WHAT TO WORK ON: Within the data that follows, how many lines carry the string "this"? Give the number alone.

^^^^^^^^

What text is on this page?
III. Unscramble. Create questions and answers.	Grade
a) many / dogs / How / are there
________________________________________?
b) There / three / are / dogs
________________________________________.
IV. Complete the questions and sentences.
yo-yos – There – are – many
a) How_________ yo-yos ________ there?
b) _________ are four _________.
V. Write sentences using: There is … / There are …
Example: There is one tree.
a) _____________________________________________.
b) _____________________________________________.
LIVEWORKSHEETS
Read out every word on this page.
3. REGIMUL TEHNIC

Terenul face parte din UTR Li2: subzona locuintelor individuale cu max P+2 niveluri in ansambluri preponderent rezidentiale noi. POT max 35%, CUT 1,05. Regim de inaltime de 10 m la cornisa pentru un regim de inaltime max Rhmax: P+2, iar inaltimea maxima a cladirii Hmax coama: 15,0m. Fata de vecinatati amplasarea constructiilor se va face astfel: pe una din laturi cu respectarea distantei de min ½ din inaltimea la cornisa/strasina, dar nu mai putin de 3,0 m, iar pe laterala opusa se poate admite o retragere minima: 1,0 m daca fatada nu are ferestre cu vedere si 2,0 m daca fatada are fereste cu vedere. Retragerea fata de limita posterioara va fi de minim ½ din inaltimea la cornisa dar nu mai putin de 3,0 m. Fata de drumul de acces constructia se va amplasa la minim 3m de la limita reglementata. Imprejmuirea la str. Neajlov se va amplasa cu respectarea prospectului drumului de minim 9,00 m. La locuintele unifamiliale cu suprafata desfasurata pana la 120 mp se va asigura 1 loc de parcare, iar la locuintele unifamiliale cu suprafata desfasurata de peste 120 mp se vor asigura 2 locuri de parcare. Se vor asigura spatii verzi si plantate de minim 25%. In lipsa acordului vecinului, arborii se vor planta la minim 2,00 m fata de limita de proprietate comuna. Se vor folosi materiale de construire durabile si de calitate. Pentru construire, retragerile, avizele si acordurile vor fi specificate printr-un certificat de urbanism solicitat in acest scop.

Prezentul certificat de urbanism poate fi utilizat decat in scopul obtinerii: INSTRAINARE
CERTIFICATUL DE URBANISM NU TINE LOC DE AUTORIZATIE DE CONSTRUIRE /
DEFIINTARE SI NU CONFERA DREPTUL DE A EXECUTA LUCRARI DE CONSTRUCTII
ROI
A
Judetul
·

^^^^^^^^

FINAL RESULT: 2